Copy out every record precisely.

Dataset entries
◇ ◇ ◇

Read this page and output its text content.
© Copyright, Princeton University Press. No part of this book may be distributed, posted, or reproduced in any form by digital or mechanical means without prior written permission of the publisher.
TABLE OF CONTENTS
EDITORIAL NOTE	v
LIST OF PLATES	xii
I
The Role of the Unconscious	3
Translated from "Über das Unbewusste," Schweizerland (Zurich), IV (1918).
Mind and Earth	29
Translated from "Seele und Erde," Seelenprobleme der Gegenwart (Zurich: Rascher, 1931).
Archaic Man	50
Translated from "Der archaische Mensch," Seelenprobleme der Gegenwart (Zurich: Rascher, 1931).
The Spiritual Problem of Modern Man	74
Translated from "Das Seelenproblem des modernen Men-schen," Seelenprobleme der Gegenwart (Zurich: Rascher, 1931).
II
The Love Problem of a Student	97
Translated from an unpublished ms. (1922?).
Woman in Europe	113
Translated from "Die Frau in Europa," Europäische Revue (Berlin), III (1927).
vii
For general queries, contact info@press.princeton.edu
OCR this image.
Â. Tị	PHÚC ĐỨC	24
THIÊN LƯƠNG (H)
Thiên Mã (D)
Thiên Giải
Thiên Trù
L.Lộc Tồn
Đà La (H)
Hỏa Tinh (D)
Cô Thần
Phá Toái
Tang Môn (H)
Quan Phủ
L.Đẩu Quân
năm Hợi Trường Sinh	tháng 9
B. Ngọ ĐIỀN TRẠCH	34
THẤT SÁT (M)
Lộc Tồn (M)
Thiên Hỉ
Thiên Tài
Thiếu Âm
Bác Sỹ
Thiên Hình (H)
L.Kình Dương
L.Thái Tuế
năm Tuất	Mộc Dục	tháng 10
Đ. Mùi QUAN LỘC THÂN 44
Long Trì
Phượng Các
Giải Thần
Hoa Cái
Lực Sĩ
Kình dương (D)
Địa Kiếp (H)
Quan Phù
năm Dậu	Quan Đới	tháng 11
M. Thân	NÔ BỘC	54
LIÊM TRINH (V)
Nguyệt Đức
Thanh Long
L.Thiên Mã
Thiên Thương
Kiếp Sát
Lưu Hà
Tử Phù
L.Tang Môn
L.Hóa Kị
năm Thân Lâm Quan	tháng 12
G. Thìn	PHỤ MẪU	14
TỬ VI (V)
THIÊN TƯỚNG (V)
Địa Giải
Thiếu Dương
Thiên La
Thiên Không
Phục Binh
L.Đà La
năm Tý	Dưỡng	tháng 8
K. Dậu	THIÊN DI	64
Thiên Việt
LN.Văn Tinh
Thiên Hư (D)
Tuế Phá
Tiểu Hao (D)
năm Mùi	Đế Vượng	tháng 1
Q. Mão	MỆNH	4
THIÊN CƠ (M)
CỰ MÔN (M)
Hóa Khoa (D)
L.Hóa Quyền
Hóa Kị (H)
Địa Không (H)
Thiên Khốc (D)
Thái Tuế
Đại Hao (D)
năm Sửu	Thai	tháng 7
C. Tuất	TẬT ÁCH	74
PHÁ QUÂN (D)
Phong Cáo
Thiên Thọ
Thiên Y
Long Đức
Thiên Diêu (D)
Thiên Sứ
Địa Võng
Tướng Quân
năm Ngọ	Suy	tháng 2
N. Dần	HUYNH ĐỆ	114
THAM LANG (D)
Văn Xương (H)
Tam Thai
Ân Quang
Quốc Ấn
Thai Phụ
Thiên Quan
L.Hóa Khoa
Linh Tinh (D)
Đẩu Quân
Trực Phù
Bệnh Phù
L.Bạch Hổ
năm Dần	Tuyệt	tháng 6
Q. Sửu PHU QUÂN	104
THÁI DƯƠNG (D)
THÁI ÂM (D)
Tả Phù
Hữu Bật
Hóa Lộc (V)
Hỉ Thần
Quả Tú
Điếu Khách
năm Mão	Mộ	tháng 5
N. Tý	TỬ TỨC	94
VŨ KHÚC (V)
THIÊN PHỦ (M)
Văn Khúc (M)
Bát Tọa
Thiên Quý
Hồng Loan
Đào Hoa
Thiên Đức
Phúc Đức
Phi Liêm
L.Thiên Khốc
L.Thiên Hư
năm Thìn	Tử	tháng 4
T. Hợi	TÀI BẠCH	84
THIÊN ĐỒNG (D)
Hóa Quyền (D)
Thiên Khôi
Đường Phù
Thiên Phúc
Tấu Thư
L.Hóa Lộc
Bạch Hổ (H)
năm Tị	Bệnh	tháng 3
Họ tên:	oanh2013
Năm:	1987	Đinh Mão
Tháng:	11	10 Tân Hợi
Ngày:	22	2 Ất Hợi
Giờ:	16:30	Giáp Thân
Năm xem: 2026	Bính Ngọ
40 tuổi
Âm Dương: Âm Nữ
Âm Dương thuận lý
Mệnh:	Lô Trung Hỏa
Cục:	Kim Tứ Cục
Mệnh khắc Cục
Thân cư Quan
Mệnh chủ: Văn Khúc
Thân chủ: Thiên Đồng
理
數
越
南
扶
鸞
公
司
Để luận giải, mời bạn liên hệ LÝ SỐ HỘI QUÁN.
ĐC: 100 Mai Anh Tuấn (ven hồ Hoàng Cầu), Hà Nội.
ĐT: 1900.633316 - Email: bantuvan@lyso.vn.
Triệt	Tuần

◇ ◇ ◇

EXERCISE ANSWER:
Read this page and output its text content.
© Copyright, Princeton University Press. No part of this book may be distributed, posted, or reproduced in any form by digital or mechanical means without prior written permission of the publisher.
TABLE OF CONTENTS
EDITORIAL NOTE	v
LIST OF PLATES	xii
I
The Role of the Unconscious	3
Translated from "Über das Unbewusste," Schweizerland (Zurich), IV (1918).
Mind and Earth	29
Translated from "Seele und Erde," Seelenprobleme der Gegenwart (Zurich: Rascher, 1931).
Archaic Man	50
Translated from "Der archaische Mensch," Seelenprobleme der Gegenwart (Zurich: Rascher, 1931).
The Spiritual Problem of Modern Man	74
Translated from "Das Seelenproblem des modernen Men-schen," Seelenprobleme der Gegenwart (Zurich: Rascher, 1931).
II
The Love Problem of a Student	97
Translated from an unpublished ms. (1922?).
Woman in Europe	113
Translated from "Die Frau in Europa," Europäische Revue (Berlin), III (1927).
vii
For general queries, contact info@press.princeton.edu
OCR this image.
Â. Tị	PHÚC ĐỨC	24
THIÊN LƯƠNG (H)
Thiên Mã (D)
Thiên Giải
Thiên Trù
L.Lộc Tồn
Đà La (H)
Hỏa Tinh (D)
Cô Thần
Phá Toái
Tang Môn (H)
Quan Phủ
L.Đẩu Quân
năm Hợi Trường Sinh	tháng 9
B. Ngọ ĐIỀN TRẠCH	34
THẤT SÁT (M)
Lộc Tồn (M)
Thiên Hỉ
Thiên Tài
Thiếu Âm
Bác Sỹ
Thiên Hình (H)
L.Kình Dương
L.Thái Tuế
năm Tuất	Mộc Dục	tháng 10
Đ. Mùi QUAN LỘC THÂN 44
Long Trì
Phượng Các
Giải Thần
Hoa Cái
Lực Sĩ
Kình dương (D)
Địa Kiếp (H)
Quan Phù
năm Dậu	Quan Đới	tháng 11
M. Thân	NÔ BỘC	54
LIÊM TRINH (V)
Nguyệt Đức
Thanh Long
L.Thiên Mã
Thiên Thương
Kiếp Sát
Lưu Hà
Tử Phù
L.Tang Môn
L.Hóa Kị
năm Thân Lâm Quan	tháng 12
G. Thìn	PHỤ MẪU	14
TỬ VI (V)
THIÊN TƯỚNG (V)
Địa Giải
Thiếu Dương
Thiên La
Thiên Không
Phục Binh
L.Đà La
năm Tý	Dưỡng	tháng 8
K. Dậu	THIÊN DI	64
Thiên Việt
LN.Văn Tinh
Thiên Hư (D)
Tuế Phá
Tiểu Hao (D)
năm Mùi	Đế Vượng	tháng 1
Q. Mão	MỆNH	4
THIÊN CƠ (M)
CỰ MÔN (M)
Hóa Khoa (D)
L.Hóa Quyền
Hóa Kị (H)
Địa Không (H)
Thiên Khốc (D)
Thái Tuế
Đại Hao (D)
năm Sửu	Thai	tháng 7
C. Tuất	TẬT ÁCH	74
PHÁ QUÂN (D)
Phong Cáo
Thiên Thọ
Thiên Y
Long Đức
Thiên Diêu (D)
Thiên Sứ
Địa Võng
Tướng Quân
năm Ngọ	Suy	tháng 2
N. Dần	HUYNH ĐỆ	114
THAM LANG (D)
Văn Xương (H)
Tam Thai
Ân Quang
Quốc Ấn
Thai Phụ
Thiên Quan
L.Hóa Khoa
Linh Tinh (D)
Đẩu Quân
Trực Phù
Bệnh Phù
L.Bạch Hổ
năm Dần	Tuyệt	tháng 6
Q. Sửu PHU QUÂN	104
THÁI DƯƠNG (D)
THÁI ÂM (D)
Tả Phù
Hữu Bật
Hóa Lộc (V)
Hỉ Thần
Quả Tú
Điếu Khách
năm Mão	Mộ	tháng 5
N. Tý	TỬ TỨC	94
VŨ KHÚC (V)
THIÊN PHỦ (M)
Văn Khúc (M)
Bát Tọa
Thiên Quý
Hồng Loan
Đào Hoa
Thiên Đức
Phúc Đức
Phi Liêm
L.Thiên Khốc
L.Thiên Hư
năm Thìn	Tử	tháng 4
T. Hợi	TÀI BẠCH	84
THIÊN ĐỒNG (D)
Hóa Quyền (D)
Thiên Khôi
Đường Phù
Thiên Phúc
Tấu Thư
L.Hóa Lộc
Bạch Hổ (H)
năm Tị	Bệnh	tháng 3
Họ tên:	oanh2013
Năm:	1987	Đinh Mão
Tháng:	11	10 Tân Hợi
Ngày:	22	2 Ất Hợi
Giờ:	16:30	Giáp Thân
Năm xem: 2026	Bính Ngọ
40 tuổi
Âm Dương: Âm Nữ
Âm Dương thuận lý
Mệnh:	Lô Trung Hỏa
Cục:	Kim Tứ Cục
Mệnh khắc Cục
Thân cư Quan
Mệnh chủ: Văn Khúc
Thân chủ: Thiên Đồng
理
數
越
南
扶
鸞
公
司
Để luận giải, mời bạn liên hệ LÝ SỐ HỘI QUÁN.
ĐC: 100 Mai Anh Tuấn (ven hồ Hoàng Cầu), Hà Nội.
ĐT: 1900.633316 - Email: bantuvan@lyso.vn.
Triệt	Tuần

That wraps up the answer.